**What you are asked to do**
Write out each line of the listing as it stands, without the images.

(A run of records)

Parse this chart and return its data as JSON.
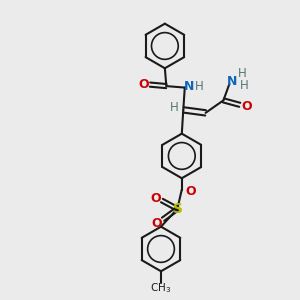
{
  "background_color": "#ebebeb",
  "line_color": "#1a1a1a",
  "bond_width": 1.5,
  "fig_size": [
    3.0,
    3.0
  ],
  "dpi": 100,
  "atoms": {
    "O_red": "#cc0000",
    "N_blue": "#1166bb",
    "S_yellow": "#bbbb00",
    "H_gray": "#557777",
    "C_black": "#1a1a1a"
  },
  "layout": {
    "xlim": [
      0,
      10
    ],
    "ylim": [
      0,
      10
    ]
  }
}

**Worked solution**
Parse this chart and return its data as JSON.
{
  "background_color": "#ebebeb",
  "line_color": "#1a1a1a",
  "bond_width": 1.5,
  "fig_size": [
    3.0,
    3.0
  ],
  "dpi": 100,
  "atoms": {
    "O_red": "#cc0000",
    "N_blue": "#1166bb",
    "S_yellow": "#bbbb00",
    "H_gray": "#557777",
    "C_black": "#1a1a1a"
  },
  "layout": {
    "xlim": [
      0,
      10
    ],
    "ylim": [
      0,
      10
    ]
  }
}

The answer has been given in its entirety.